(Figure record listings)
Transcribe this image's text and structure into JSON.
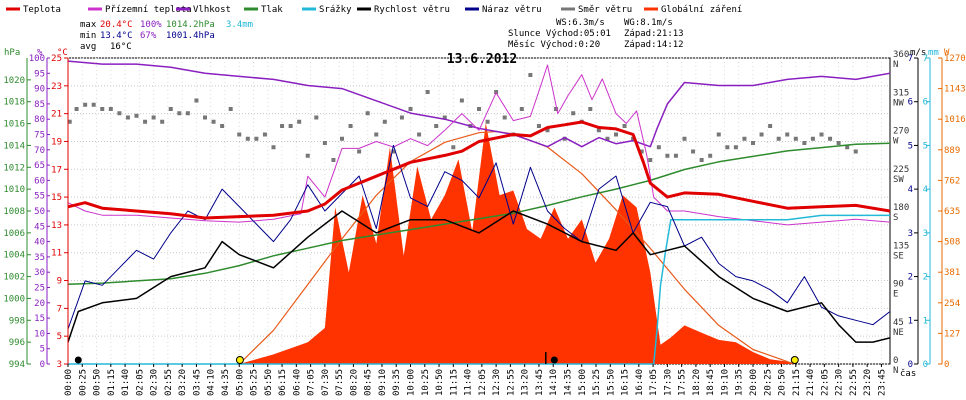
{
  "chart_data": {
    "type": "line",
    "title": "13.6.2012",
    "x_unit_label": "čas",
    "legend": [
      {
        "label": "Teplota",
        "color": "#e00000"
      },
      {
        "label": "Přízemní teplota",
        "color": "#cc33cc"
      },
      {
        "label": "Vlhkost",
        "color": "#8a1fc0"
      },
      {
        "label": "Tlak",
        "color": "#2e8b2e"
      },
      {
        "label": "Srážky",
        "color": "#22b8d8"
      },
      {
        "label": "Rychlost větru",
        "color": "#000000"
      },
      {
        "label": "Náraz větru",
        "color": "#00008b"
      },
      {
        "label": "Směr větru",
        "color": "#777777"
      },
      {
        "label": "Globální záření",
        "color": "#ff3300"
      }
    ],
    "stats": {
      "max": {
        "label": "max",
        "temp": "20.4°C",
        "hum": "100%",
        "press": "1014.2hPa",
        "rain": "3.4mm",
        "temp_color": "#e00000",
        "hum_color": "#8a1fc0",
        "press_color": "#2e8b2e",
        "rain_color": "#22b8d8"
      },
      "min": {
        "label": "min",
        "temp": "13.4°C",
        "hum": "67%",
        "press": "1001.4hPa",
        "temp_color": "#00008b",
        "hum_color": "#8a1fc0",
        "press_color": "#00008b"
      },
      "avg": {
        "label": "avg",
        "temp": "16°C"
      }
    },
    "wind_info": {
      "ws": "WS:6.3m/s",
      "wg": "WG:8.1m/s"
    },
    "sun_info": {
      "sun_rise": "Slunce Východ:05:01",
      "sun_set": "Západ:21:13",
      "moon_rise": "Měsíc  Východ:0:20",
      "moon_set": "Západ:14:12"
    },
    "axes": {
      "pressure": {
        "unit": "hPa",
        "range": [
          994,
          1022
        ],
        "ticks": [
          "994",
          "996",
          "998",
          "1000",
          "1002",
          "1004",
          "1006",
          "1008",
          "1010",
          "1012",
          "1014",
          "1016",
          "1018",
          "1020"
        ]
      },
      "humidity": {
        "unit": "%",
        "range": [
          0,
          100
        ],
        "ticks": [
          "0",
          "5",
          "10",
          "15",
          "20",
          "25",
          "30",
          "35",
          "40",
          "45",
          "50",
          "55",
          "60",
          "65",
          "70",
          "75",
          "80",
          "85",
          "90",
          "95",
          "100"
        ]
      },
      "temperature": {
        "unit": "°C",
        "range": [
          3,
          25
        ],
        "ticks": [
          "3",
          "5",
          "7",
          "9",
          "11",
          "13",
          "15",
          "17",
          "19",
          "21",
          "23",
          "25"
        ]
      },
      "wind_dir": {
        "ticks": [
          {
            "v": "0",
            "n": "N"
          },
          {
            "v": "45",
            "n": "NE"
          },
          {
            "v": "90",
            "n": "E"
          },
          {
            "v": "135",
            "n": "SE"
          },
          {
            "v": "180",
            "n": "S"
          },
          {
            "v": "225",
            "n": "SW"
          },
          {
            "v": "270",
            "n": "W"
          },
          {
            "v": "315",
            "n": "NW"
          },
          {
            "v": "360",
            "n": "N"
          }
        ]
      },
      "wind_speed": {
        "unit": "m/s",
        "range": [
          0,
          7
        ],
        "ticks": [
          "0",
          "1",
          "2",
          "3",
          "4",
          "5",
          "6",
          "7"
        ]
      },
      "rain": {
        "unit": "mm",
        "range": [
          0,
          7
        ],
        "ticks": [
          "0",
          "1",
          "2",
          "3",
          "4",
          "5",
          "6",
          "7"
        ]
      },
      "radiation": {
        "unit": "W",
        "range": [
          0,
          1270
        ],
        "ticks": [
          "0",
          "127",
          "254",
          "381",
          "508",
          "635",
          "762",
          "889",
          "1016",
          "1143",
          "1270"
        ]
      }
    },
    "x_ticks": [
      "00:00",
      "00:25",
      "00:50",
      "01:15",
      "01:40",
      "02:05",
      "02:30",
      "02:55",
      "03:20",
      "03:45",
      "04:10",
      "04:35",
      "05:00",
      "05:25",
      "05:50",
      "06:15",
      "06:40",
      "07:05",
      "07:30",
      "07:55",
      "08:20",
      "08:45",
      "09:10",
      "09:35",
      "10:00",
      "10:25",
      "10:50",
      "11:15",
      "11:40",
      "12:05",
      "12:30",
      "12:55",
      "13:20",
      "13:45",
      "14:10",
      "14:35",
      "15:00",
      "15:25",
      "15:50",
      "16:15",
      "16:40",
      "17:05",
      "17:30",
      "17:55",
      "18:20",
      "18:45",
      "19:10",
      "19:35",
      "20:00",
      "20:25",
      "20:50",
      "21:15",
      "21:40",
      "22:05",
      "22:30",
      "22:55",
      "23:20",
      "23:45"
    ],
    "series": {
      "temperature": {
        "x": [
          0,
          0.5,
          1,
          2,
          3,
          4,
          5,
          6,
          7,
          7.5,
          8,
          9,
          9.5,
          10,
          11,
          11.5,
          12,
          13,
          13.5,
          14,
          14.5,
          15,
          15.5,
          16,
          16.5,
          16.8,
          17,
          17.5,
          18,
          19,
          20,
          21,
          22,
          23,
          24
        ],
        "y": [
          14.3,
          14.6,
          14.2,
          14.0,
          13.8,
          13.5,
          13.6,
          13.7,
          14.0,
          14.5,
          15.5,
          16.5,
          17.0,
          17.5,
          18.0,
          18.3,
          19.0,
          19.5,
          19.4,
          20.0,
          20.2,
          20.4,
          20.0,
          19.9,
          19.5,
          17.5,
          16.0,
          15.0,
          15.3,
          15.2,
          14.7,
          14.2,
          14.3,
          14.4,
          14.0
        ]
      },
      "ground_temperature": {
        "x": [
          0,
          0.5,
          1,
          2,
          3,
          4,
          5,
          6,
          6.8,
          7.0,
          7.5,
          8,
          8.5,
          9,
          9.5,
          10,
          10.5,
          11,
          11.5,
          12,
          12.5,
          13,
          13.5,
          13.8,
          14,
          14.3,
          14.6,
          15,
          15.3,
          15.6,
          16,
          16.3,
          16.6,
          16.9,
          17.1,
          17.5,
          18,
          19,
          20,
          21,
          22,
          23,
          24
        ],
        "y": [
          14.6,
          14.0,
          13.7,
          13.7,
          13.5,
          13.3,
          13.2,
          13.4,
          13.8,
          16.5,
          15.0,
          18.5,
          18.5,
          19.0,
          18.6,
          19.2,
          18.7,
          19.8,
          21.0,
          19.8,
          22.5,
          20.5,
          20.8,
          23.0,
          24.5,
          21.0,
          22.3,
          23.8,
          22.0,
          23.5,
          21.0,
          20.3,
          21.2,
          18.0,
          15.0,
          14.0,
          14.0,
          13.6,
          13.3,
          13.0,
          13.2,
          13.4,
          13.2
        ]
      },
      "humidity": {
        "x": [
          0,
          1,
          2,
          3,
          4,
          5,
          6,
          7,
          8,
          9,
          10,
          11,
          12,
          13,
          13.5,
          14,
          14.5,
          15,
          15.5,
          16,
          16.5,
          17,
          17.2,
          17.5,
          18,
          19,
          20,
          21,
          22,
          23,
          24
        ],
        "y": [
          99,
          98,
          98,
          97,
          95,
          94,
          93,
          91,
          90,
          86,
          82,
          80,
          77,
          75,
          73,
          71,
          74,
          71,
          74,
          72,
          73,
          71,
          77,
          85,
          92,
          91,
          91,
          93,
          94,
          93,
          95
        ]
      },
      "pressure": {
        "x": [
          0,
          1,
          2,
          3,
          4,
          5,
          6,
          7,
          8,
          9,
          10,
          11,
          12,
          13,
          14,
          15,
          16,
          17,
          18,
          19,
          20,
          21,
          22,
          23,
          24
        ],
        "y": [
          1001.3,
          1001.4,
          1001.6,
          1001.8,
          1002.3,
          1003.0,
          1003.9,
          1004.6,
          1005.3,
          1005.8,
          1006.3,
          1006.8,
          1007.3,
          1007.8,
          1008.5,
          1009.3,
          1010.0,
          1010.8,
          1011.8,
          1012.5,
          1013.0,
          1013.5,
          1013.8,
          1014.1,
          1014.2
        ]
      },
      "rain": {
        "x": [
          0,
          17.1,
          17.2,
          17.3,
          17.45,
          17.6,
          18,
          21,
          22,
          23,
          24
        ],
        "y": [
          0,
          0,
          0.8,
          1.8,
          2.6,
          3.3,
          3.3,
          3.3,
          3.4,
          3.4,
          3.4
        ]
      },
      "wind_speed": {
        "x": [
          0,
          0.3,
          1,
          2,
          3,
          4,
          4.5,
          5,
          6,
          7,
          8,
          9,
          10,
          11,
          12,
          13,
          14,
          15,
          16,
          16.5,
          17,
          17.5,
          18,
          19,
          20,
          21,
          22,
          22.5,
          23,
          23.5,
          24
        ],
        "y": [
          0.5,
          1.2,
          1.4,
          1.5,
          2.0,
          2.2,
          2.8,
          2.5,
          2.2,
          2.9,
          3.5,
          3.0,
          3.3,
          3.3,
          3.0,
          3.5,
          3.2,
          2.8,
          2.6,
          3.0,
          2.5,
          2.6,
          2.7,
          2.0,
          1.5,
          1.2,
          1.4,
          0.9,
          0.5,
          0.5,
          0.6
        ]
      },
      "wind_gust": {
        "x": [
          0,
          0.5,
          1,
          1.5,
          2,
          2.5,
          3,
          3.5,
          4,
          4.5,
          5,
          5.5,
          6,
          6.5,
          7,
          7.5,
          8,
          8.5,
          9,
          9.5,
          10,
          10.5,
          11,
          11.5,
          12,
          12.5,
          13,
          13.5,
          14,
          14.5,
          15,
          15.5,
          16,
          16.5,
          17,
          17.5,
          18,
          18.5,
          19,
          19.5,
          20,
          20.5,
          21,
          21.5,
          22,
          22.5,
          23,
          23.5,
          24
        ],
        "y": [
          0.8,
          1.9,
          1.8,
          2.2,
          2.6,
          2.4,
          3.0,
          3.5,
          3.3,
          4.0,
          3.6,
          3.2,
          2.8,
          3.3,
          4.1,
          3.5,
          3.9,
          4.3,
          3.1,
          5.0,
          3.8,
          3.6,
          4.4,
          4.2,
          3.8,
          4.6,
          3.2,
          4.5,
          3.5,
          3.1,
          2.8,
          4.0,
          4.3,
          3.0,
          3.7,
          3.6,
          2.7,
          2.9,
          2.3,
          2.0,
          1.9,
          1.7,
          1.4,
          2.0,
          1.3,
          1.1,
          1.0,
          0.9,
          1.2
        ]
      },
      "radiation": {
        "x": [
          0,
          5.0,
          6,
          7,
          7.5,
          7.8,
          8.2,
          8.6,
          9.0,
          9.4,
          9.8,
          10.2,
          10.6,
          11.0,
          11.4,
          11.8,
          12.2,
          12.6,
          13.0,
          13.4,
          13.8,
          14.2,
          14.6,
          15.0,
          15.4,
          15.8,
          16.2,
          16.6,
          17.0,
          17.3,
          17.6,
          18,
          18.5,
          19,
          19.5,
          20,
          20.5,
          21,
          21.2,
          24
        ],
        "y": [
          0,
          0,
          40,
          90,
          150,
          650,
          380,
          700,
          500,
          900,
          450,
          820,
          600,
          700,
          850,
          550,
          1000,
          700,
          720,
          560,
          520,
          650,
          520,
          600,
          420,
          520,
          700,
          650,
          380,
          80,
          110,
          160,
          130,
          100,
          90,
          50,
          20,
          10,
          0,
          0
        ]
      },
      "radiation_clear_sky": {
        "x": [
          5.0,
          6,
          7,
          8,
          9,
          10,
          11,
          12,
          12.5,
          13,
          14,
          15,
          16,
          17,
          18,
          19,
          20,
          21,
          21.2
        ],
        "y": [
          0,
          140,
          330,
          520,
          700,
          840,
          920,
          960,
          965,
          955,
          900,
          790,
          640,
          480,
          310,
          160,
          60,
          10,
          0
        ]
      },
      "wind_direction": {
        "x": [
          0.05,
          0.25,
          0.5,
          0.75,
          1.0,
          1.25,
          1.5,
          1.75,
          2.0,
          2.25,
          2.5,
          2.75,
          3.0,
          3.25,
          3.5,
          3.75,
          4.0,
          4.25,
          4.5,
          4.75,
          5.0,
          5.25,
          5.5,
          5.75,
          6.0,
          6.25,
          6.5,
          6.75,
          7.0,
          7.25,
          7.5,
          7.75,
          8.0,
          8.25,
          8.5,
          8.75,
          9.0,
          9.25,
          9.5,
          9.75,
          10.0,
          10.25,
          10.5,
          10.75,
          11.0,
          11.25,
          11.5,
          11.75,
          12.0,
          12.25,
          12.5,
          12.75,
          13.0,
          13.25,
          13.5,
          13.75,
          14.0,
          14.25,
          14.5,
          14.75,
          15.0,
          15.25,
          15.5,
          15.75,
          16.0,
          16.25,
          16.5,
          16.75,
          17.0,
          17.25,
          17.5,
          17.75,
          18.0,
          18.25,
          18.5,
          18.75,
          19.0,
          19.25,
          19.5,
          19.75,
          20.0,
          20.25,
          20.5,
          20.75,
          21.0,
          21.25,
          21.5,
          21.75,
          22.0,
          22.25,
          22.5,
          22.75,
          23.0
        ],
        "y": [
          285,
          300,
          305,
          305,
          300,
          300,
          295,
          290,
          292,
          285,
          290,
          285,
          300,
          295,
          295,
          310,
          290,
          285,
          280,
          300,
          270,
          265,
          265,
          270,
          255,
          280,
          280,
          285,
          245,
          290,
          260,
          240,
          265,
          280,
          250,
          295,
          270,
          285,
          250,
          290,
          300,
          270,
          320,
          280,
          290,
          255,
          310,
          280,
          300,
          285,
          320,
          290,
          270,
          300,
          340,
          280,
          275,
          300,
          265,
          295,
          285,
          300,
          275,
          265,
          270,
          280,
          265,
          250,
          240,
          255,
          245,
          245,
          265,
          250,
          240,
          245,
          270,
          255,
          255,
          265,
          260,
          270,
          280,
          265,
          270,
          265,
          260,
          265,
          270,
          265,
          260,
          255,
          250
        ]
      }
    }
  }
}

REQUIRED WORK :: Search the data for "větru". Copy every matching line.

WORKED ANSWER ::
        "label": "Rychlost větru",
        "label": "Náraz větru",
        "label": "Směr větru",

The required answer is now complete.